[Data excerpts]
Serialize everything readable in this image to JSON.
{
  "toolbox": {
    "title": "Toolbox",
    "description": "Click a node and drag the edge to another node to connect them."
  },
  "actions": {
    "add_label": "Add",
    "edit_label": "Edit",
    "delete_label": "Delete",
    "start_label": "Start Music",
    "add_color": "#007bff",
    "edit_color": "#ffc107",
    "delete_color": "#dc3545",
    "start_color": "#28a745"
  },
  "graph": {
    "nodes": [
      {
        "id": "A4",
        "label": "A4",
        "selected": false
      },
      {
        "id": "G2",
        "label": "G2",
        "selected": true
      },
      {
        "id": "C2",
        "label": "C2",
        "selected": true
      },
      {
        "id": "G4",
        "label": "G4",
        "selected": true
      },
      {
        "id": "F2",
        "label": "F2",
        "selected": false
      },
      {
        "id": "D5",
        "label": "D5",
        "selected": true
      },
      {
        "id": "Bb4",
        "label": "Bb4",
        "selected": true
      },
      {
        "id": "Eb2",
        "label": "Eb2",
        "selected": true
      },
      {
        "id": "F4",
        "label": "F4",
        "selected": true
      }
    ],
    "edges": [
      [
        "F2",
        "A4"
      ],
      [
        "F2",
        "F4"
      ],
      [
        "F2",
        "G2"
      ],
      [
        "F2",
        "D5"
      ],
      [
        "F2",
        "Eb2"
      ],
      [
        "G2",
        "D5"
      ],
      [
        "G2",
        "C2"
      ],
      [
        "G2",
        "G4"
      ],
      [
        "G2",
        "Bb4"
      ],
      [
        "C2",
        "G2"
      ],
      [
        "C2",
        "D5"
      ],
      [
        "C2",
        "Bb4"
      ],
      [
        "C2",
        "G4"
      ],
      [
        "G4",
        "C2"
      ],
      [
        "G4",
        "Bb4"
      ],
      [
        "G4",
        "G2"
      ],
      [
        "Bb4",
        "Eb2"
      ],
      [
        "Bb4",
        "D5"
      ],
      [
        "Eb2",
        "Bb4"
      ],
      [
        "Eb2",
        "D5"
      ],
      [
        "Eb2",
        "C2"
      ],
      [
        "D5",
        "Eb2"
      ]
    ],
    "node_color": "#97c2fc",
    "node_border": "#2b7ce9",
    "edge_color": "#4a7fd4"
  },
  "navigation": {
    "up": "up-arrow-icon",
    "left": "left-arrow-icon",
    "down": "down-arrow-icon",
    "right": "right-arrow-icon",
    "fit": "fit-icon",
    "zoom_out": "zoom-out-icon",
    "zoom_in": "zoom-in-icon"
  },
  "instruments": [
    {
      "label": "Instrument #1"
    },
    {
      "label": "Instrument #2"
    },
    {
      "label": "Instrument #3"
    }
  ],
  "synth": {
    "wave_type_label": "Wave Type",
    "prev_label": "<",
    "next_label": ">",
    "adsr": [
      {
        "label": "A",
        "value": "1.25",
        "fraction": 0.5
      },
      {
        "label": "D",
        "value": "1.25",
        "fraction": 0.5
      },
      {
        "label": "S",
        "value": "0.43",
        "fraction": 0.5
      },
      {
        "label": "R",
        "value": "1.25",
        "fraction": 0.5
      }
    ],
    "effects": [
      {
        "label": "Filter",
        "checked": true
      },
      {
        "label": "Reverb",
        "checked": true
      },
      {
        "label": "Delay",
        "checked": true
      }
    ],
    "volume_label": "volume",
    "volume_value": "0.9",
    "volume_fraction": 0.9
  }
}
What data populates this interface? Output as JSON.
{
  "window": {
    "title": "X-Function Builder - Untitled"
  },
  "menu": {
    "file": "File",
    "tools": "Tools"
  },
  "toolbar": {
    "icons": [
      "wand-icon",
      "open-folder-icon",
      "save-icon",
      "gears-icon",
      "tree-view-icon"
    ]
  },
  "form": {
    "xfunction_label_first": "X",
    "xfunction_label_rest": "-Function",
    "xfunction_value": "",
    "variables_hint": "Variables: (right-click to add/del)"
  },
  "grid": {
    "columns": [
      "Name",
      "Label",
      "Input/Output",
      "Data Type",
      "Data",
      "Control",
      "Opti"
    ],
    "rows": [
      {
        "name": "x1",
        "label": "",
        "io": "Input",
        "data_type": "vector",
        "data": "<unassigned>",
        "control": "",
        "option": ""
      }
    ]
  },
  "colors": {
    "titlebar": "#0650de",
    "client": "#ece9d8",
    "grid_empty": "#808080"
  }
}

EXERCISE DIRECTIONS
Lines containing the string "arrow" should be counted; reply with their number and nothing more.

WORKED SOLUTION
4